# Direction
Report how many lines of the following entries include the string "оплата"; respond with the number alone.

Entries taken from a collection
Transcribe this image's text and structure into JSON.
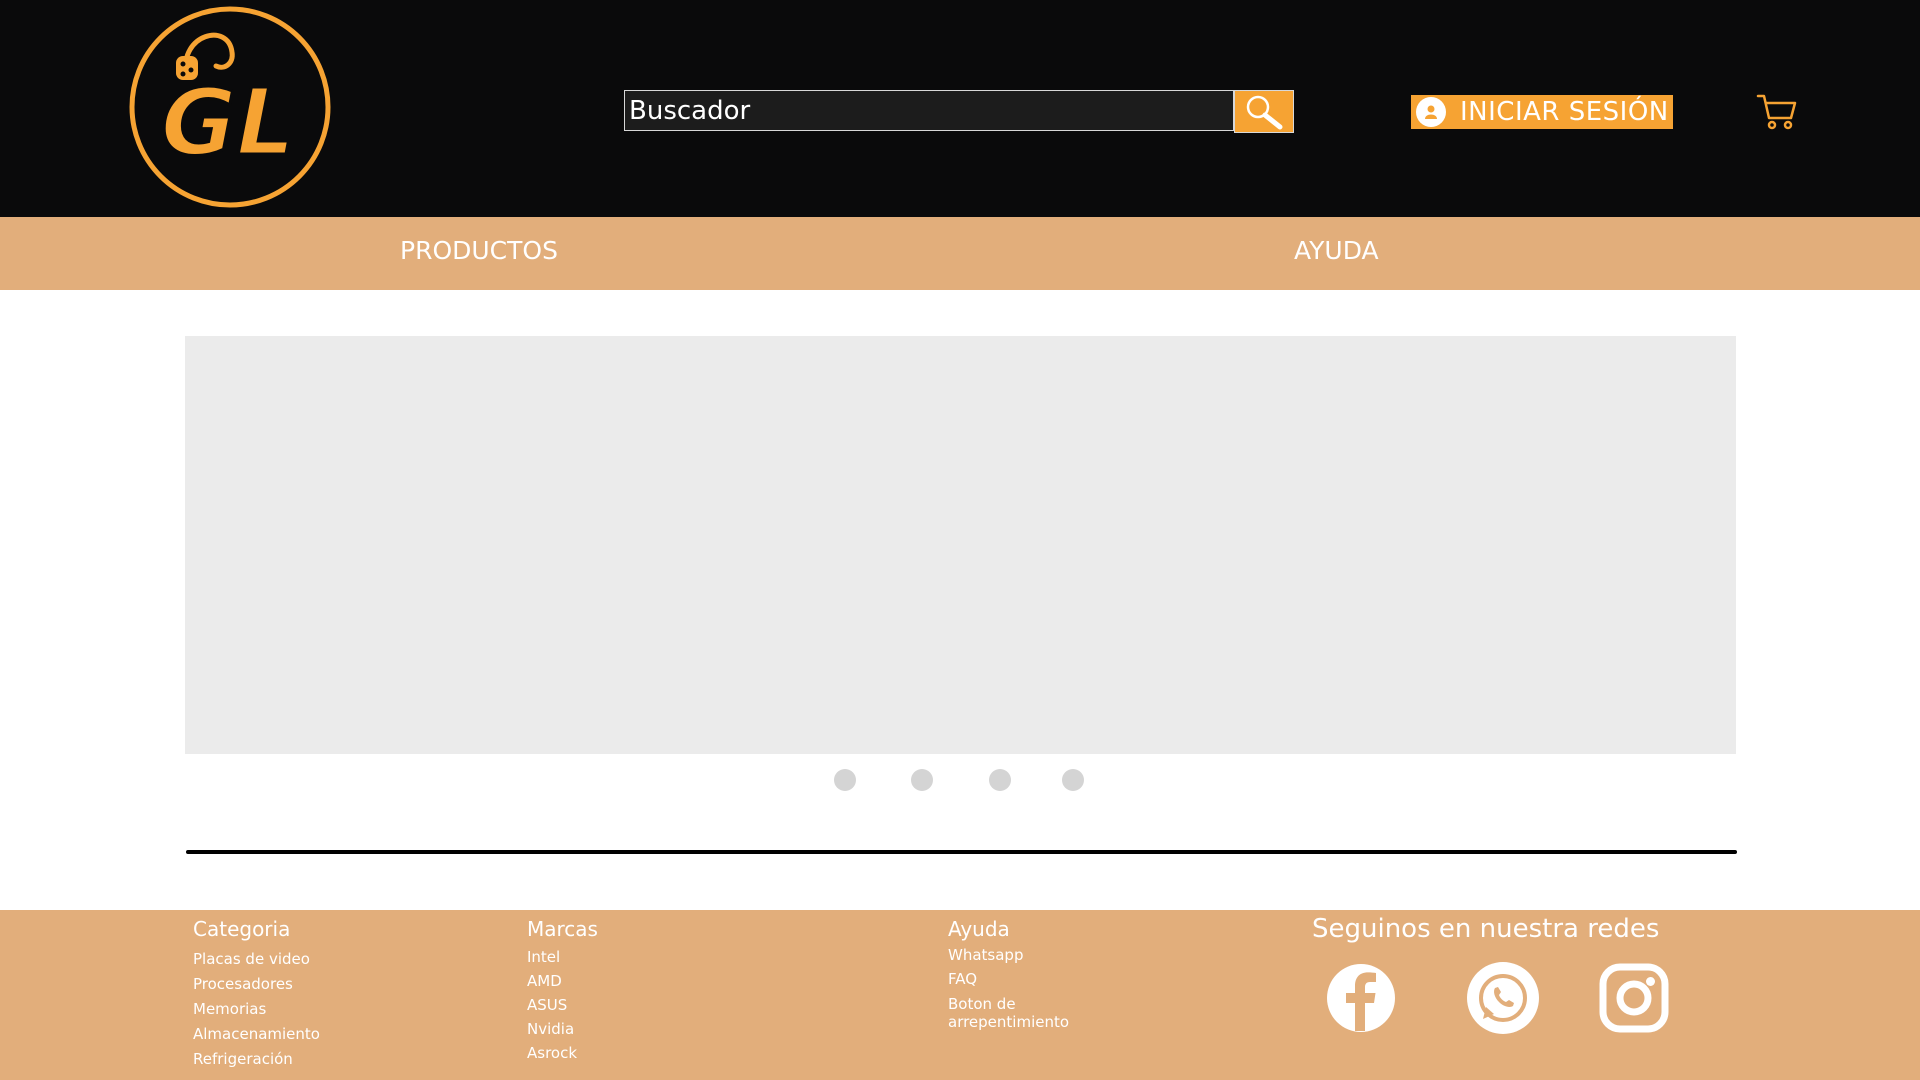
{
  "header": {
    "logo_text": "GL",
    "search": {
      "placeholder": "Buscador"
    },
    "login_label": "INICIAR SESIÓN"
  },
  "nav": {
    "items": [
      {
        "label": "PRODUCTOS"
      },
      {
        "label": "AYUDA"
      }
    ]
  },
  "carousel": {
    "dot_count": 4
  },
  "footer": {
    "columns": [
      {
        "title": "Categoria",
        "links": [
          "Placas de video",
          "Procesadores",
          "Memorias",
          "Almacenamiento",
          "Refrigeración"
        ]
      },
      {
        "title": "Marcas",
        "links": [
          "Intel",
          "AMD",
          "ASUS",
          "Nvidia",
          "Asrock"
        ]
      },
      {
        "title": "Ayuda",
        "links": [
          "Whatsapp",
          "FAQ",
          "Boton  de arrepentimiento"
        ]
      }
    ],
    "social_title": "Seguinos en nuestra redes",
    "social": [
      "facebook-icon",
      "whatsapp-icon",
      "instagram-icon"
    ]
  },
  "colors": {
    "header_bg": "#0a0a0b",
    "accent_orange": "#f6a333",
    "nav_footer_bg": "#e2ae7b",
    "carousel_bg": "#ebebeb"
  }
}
==
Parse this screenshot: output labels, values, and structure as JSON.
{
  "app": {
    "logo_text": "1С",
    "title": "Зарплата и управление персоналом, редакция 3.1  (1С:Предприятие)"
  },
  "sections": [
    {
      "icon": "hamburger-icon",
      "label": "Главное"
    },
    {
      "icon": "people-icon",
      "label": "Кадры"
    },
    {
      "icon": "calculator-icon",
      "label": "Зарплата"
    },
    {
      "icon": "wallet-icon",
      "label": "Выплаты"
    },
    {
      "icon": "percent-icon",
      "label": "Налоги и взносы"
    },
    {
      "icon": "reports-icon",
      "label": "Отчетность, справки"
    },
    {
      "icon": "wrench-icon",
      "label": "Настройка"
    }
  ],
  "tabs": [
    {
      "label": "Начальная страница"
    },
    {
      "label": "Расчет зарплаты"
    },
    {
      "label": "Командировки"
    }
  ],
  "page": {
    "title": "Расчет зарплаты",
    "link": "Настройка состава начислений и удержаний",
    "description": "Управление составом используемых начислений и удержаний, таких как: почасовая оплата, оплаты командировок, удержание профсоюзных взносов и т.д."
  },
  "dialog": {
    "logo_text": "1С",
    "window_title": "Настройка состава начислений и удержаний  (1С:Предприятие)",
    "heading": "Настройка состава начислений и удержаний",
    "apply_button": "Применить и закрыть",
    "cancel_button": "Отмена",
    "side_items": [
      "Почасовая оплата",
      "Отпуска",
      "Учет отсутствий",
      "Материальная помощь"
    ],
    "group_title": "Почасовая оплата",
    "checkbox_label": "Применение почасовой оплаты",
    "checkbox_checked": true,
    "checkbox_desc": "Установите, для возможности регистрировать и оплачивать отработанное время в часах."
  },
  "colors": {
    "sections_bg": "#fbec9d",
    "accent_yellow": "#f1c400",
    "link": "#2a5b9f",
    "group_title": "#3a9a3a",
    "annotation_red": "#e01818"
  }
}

# The answer
3